TO DO =>
Copy the items below word for word, line by line, and leave the pictures out of your answer.
══ DATA EXCERPTS ══
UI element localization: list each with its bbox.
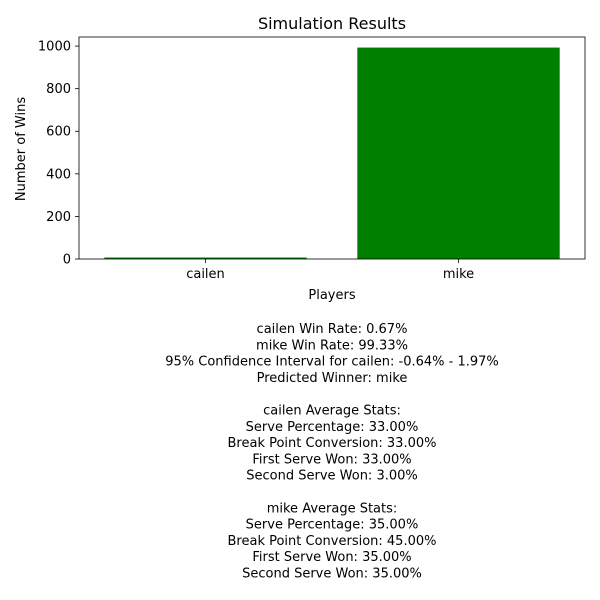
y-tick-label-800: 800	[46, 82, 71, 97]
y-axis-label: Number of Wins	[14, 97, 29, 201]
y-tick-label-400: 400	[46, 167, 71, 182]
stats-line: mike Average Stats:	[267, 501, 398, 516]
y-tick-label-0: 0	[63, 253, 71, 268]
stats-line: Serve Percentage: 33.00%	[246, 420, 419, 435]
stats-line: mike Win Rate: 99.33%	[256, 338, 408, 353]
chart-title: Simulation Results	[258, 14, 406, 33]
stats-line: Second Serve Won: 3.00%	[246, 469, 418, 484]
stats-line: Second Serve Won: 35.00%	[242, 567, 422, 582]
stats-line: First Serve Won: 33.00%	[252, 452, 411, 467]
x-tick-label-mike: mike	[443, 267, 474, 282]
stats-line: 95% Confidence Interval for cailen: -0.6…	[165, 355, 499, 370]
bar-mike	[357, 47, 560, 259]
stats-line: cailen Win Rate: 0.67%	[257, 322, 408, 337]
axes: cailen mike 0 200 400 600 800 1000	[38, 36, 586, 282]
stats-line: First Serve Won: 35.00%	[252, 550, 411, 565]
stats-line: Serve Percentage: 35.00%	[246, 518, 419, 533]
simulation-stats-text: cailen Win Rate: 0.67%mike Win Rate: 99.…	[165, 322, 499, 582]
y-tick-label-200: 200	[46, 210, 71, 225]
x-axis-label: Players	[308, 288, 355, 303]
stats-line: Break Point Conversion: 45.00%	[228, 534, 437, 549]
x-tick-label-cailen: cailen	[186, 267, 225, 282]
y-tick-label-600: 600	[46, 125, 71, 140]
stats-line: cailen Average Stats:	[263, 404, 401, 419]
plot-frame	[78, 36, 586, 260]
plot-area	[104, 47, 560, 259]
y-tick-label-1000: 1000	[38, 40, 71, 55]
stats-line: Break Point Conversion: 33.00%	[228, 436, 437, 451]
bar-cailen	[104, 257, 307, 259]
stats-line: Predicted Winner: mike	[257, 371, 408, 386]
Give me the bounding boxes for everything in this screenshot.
═══
RESPONSE BELOW =>
UI element localization: list each with its bbox.
y-tick-label-800: 800	[46, 82, 71, 97]
y-axis-label: Number of Wins	[14, 97, 29, 201]
y-tick-label-400: 400	[46, 167, 71, 182]
stats-line: mike Average Stats:	[267, 501, 398, 516]
y-tick-label-0: 0	[63, 253, 71, 268]
stats-line: Serve Percentage: 33.00%	[246, 420, 419, 435]
stats-line: mike Win Rate: 99.33%	[256, 338, 408, 353]
chart-title: Simulation Results	[258, 14, 406, 33]
stats-line: Second Serve Won: 3.00%	[246, 469, 418, 484]
stats-line: Second Serve Won: 35.00%	[242, 567, 422, 582]
stats-line: First Serve Won: 33.00%	[252, 452, 411, 467]
x-tick-label-mike: mike	[443, 267, 474, 282]
stats-line: 95% Confidence Interval for cailen: -0.6…	[165, 355, 499, 370]
bar-mike	[357, 47, 560, 259]
stats-line: cailen Win Rate: 0.67%	[257, 322, 408, 337]
axes: cailen mike 0 200 400 600 800 1000	[38, 36, 586, 282]
stats-line: First Serve Won: 35.00%	[252, 550, 411, 565]
stats-line: Serve Percentage: 35.00%	[246, 518, 419, 533]
simulation-stats-text: cailen Win Rate: 0.67%mike Win Rate: 99.…	[165, 322, 499, 582]
y-tick-label-200: 200	[46, 210, 71, 225]
x-axis-label: Players	[308, 288, 355, 303]
stats-line: Break Point Conversion: 45.00%	[228, 534, 437, 549]
x-tick-label-cailen: cailen	[186, 267, 225, 282]
y-tick-label-600: 600	[46, 125, 71, 140]
stats-line: cailen Average Stats:	[263, 404, 401, 419]
plot-frame	[78, 36, 586, 260]
plot-area	[104, 47, 560, 259]
y-tick-label-1000: 1000	[38, 40, 71, 55]
stats-line: Break Point Conversion: 33.00%	[228, 436, 437, 451]
bar-cailen	[104, 257, 307, 259]
stats-line: Predicted Winner: mike	[257, 371, 408, 386]
Give me the bounding boxes for everything in this screenshot.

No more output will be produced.